----- EXERCISE INPUTS -----

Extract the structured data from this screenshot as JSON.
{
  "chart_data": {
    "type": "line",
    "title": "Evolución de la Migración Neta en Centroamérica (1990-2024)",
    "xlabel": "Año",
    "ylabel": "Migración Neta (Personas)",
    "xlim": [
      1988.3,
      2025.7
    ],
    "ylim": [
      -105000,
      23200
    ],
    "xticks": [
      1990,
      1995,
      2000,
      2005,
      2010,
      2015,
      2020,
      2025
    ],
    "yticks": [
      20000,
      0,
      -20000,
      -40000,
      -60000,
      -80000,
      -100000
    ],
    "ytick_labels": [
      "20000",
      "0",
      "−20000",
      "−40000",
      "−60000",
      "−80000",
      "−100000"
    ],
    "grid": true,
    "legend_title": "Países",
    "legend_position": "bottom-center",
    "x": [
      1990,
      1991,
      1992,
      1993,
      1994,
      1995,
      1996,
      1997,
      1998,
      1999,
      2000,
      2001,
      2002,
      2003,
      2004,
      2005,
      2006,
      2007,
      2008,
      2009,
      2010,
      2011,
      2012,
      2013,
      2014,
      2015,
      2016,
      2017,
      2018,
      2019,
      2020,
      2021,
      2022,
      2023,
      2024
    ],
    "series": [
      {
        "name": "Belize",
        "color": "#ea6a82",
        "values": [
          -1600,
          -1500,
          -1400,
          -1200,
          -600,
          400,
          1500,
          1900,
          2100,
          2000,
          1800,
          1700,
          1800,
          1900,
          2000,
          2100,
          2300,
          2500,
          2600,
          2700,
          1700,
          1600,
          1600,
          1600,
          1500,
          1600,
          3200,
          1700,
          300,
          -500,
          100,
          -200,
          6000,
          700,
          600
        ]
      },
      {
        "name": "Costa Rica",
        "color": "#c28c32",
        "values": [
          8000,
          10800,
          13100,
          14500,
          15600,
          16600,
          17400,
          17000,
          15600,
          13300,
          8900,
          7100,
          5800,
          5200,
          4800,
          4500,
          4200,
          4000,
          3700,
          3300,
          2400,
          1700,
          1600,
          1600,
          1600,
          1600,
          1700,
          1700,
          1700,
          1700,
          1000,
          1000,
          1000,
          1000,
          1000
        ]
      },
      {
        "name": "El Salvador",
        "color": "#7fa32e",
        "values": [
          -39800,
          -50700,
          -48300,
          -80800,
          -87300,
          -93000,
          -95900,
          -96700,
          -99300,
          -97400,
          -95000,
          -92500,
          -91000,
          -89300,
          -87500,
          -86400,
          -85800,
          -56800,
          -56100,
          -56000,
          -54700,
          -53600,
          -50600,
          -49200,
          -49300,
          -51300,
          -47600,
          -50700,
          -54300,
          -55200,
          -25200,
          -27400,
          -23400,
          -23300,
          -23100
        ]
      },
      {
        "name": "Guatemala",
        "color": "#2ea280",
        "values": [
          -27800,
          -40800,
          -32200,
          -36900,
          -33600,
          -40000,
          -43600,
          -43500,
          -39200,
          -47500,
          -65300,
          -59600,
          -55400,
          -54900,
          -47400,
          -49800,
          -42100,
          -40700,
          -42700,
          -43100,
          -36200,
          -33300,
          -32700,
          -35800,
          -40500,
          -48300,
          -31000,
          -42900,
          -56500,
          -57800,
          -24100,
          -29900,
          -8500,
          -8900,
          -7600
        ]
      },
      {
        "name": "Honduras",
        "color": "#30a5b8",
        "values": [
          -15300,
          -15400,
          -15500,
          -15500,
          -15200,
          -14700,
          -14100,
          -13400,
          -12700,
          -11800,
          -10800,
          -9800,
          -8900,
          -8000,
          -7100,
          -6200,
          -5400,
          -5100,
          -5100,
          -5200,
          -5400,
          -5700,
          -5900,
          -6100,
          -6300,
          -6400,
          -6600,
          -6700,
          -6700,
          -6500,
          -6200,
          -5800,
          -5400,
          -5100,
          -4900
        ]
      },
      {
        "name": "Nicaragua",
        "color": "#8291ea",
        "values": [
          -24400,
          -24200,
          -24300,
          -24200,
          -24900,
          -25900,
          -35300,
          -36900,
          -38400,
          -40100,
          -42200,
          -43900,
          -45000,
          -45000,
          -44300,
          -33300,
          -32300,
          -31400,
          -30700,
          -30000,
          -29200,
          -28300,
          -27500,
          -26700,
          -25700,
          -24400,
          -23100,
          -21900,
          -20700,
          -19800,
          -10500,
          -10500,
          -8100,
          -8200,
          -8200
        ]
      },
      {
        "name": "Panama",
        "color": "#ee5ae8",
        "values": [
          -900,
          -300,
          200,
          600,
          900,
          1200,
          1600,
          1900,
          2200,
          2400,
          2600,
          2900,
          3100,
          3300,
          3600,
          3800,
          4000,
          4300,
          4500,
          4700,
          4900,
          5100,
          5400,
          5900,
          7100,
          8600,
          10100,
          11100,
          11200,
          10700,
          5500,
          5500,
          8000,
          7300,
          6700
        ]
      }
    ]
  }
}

-----

# THE PROBLEM
Using the entries above, find all lines with "color". Copy them.

# RESPONSE
        "color": "#ea6a82",
        "color": "#c28c32",
        "color": "#7fa32e",
        "color": "#2ea280",
        "color": "#30a5b8",
        "color": "#8291ea",
        "color": "#ee5ae8",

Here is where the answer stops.